**Given records**
** Begin **

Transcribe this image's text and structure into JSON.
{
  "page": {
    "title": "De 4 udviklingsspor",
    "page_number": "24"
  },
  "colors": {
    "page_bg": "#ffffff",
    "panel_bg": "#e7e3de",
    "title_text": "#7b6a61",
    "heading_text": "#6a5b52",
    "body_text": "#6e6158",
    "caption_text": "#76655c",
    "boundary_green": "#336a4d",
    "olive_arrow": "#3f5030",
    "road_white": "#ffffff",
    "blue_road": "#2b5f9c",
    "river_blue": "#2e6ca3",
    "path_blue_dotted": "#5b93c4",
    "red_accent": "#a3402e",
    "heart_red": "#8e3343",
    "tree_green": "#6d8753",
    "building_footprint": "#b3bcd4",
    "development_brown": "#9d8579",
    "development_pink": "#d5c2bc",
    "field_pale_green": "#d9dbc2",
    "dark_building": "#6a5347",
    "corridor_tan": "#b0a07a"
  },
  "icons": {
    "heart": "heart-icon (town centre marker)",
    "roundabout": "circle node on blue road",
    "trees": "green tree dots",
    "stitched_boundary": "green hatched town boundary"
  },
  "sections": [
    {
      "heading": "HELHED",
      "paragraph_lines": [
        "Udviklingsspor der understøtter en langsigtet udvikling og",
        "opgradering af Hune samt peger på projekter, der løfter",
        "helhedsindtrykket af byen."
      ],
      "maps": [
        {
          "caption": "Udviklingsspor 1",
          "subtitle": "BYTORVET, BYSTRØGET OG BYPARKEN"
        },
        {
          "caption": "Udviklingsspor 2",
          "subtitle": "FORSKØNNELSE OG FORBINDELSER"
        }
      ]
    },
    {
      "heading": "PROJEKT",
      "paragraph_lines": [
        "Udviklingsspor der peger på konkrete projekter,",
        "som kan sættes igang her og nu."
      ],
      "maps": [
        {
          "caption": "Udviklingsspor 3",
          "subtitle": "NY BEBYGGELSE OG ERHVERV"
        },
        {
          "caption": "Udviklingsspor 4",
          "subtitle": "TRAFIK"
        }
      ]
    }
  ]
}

** End **

**Given problem**
Without leaving anything out, quote all the data.

**Written reply**
Transcribe this image's text and structure into JSON.
{
  "page": {
    "title": "De 4 udviklingsspor",
    "page_number": "24"
  },
  "colors": {
    "page_bg": "#ffffff",
    "panel_bg": "#e7e3de",
    "title_text": "#7b6a61",
    "heading_text": "#6a5b52",
    "body_text": "#6e6158",
    "caption_text": "#76655c",
    "boundary_green": "#336a4d",
    "olive_arrow": "#3f5030",
    "road_white": "#ffffff",
    "blue_road": "#2b5f9c",
    "river_blue": "#2e6ca3",
    "path_blue_dotted": "#5b93c4",
    "red_accent": "#a3402e",
    "heart_red": "#8e3343",
    "tree_green": "#6d8753",
    "building_footprint": "#b3bcd4",
    "development_brown": "#9d8579",
    "development_pink": "#d5c2bc",
    "field_pale_green": "#d9dbc2",
    "dark_building": "#6a5347",
    "corridor_tan": "#b0a07a"
  },
  "icons": {
    "heart": "heart-icon (town centre marker)",
    "roundabout": "circle node on blue road",
    "trees": "green tree dots",
    "stitched_boundary": "green hatched town boundary"
  },
  "sections": [
    {
      "heading": "HELHED",
      "paragraph_lines": [
        "Udviklingsspor der understøtter en langsigtet udvikling og",
        "opgradering af Hune samt peger på projekter, der løfter",
        "helhedsindtrykket af byen."
      ],
      "maps": [
        {
          "caption": "Udviklingsspor 1",
          "subtitle": "BYTORVET, BYSTRØGET OG BYPARKEN"
        },
        {
          "caption": "Udviklingsspor 2",
          "subtitle": "FORSKØNNELSE OG FORBINDELSER"
        }
      ]
    },
    {
      "heading": "PROJEKT",
      "paragraph_lines": [
        "Udviklingsspor der peger på konkrete projekter,",
        "som kan sættes igang her og nu."
      ],
      "maps": [
        {
          "caption": "Udviklingsspor 3",
          "subtitle": "NY BEBYGGELSE OG ERHVERV"
        },
        {
          "caption": "Udviklingsspor 4",
          "subtitle": "TRAFIK"
        }
      ]
    }
  ]
}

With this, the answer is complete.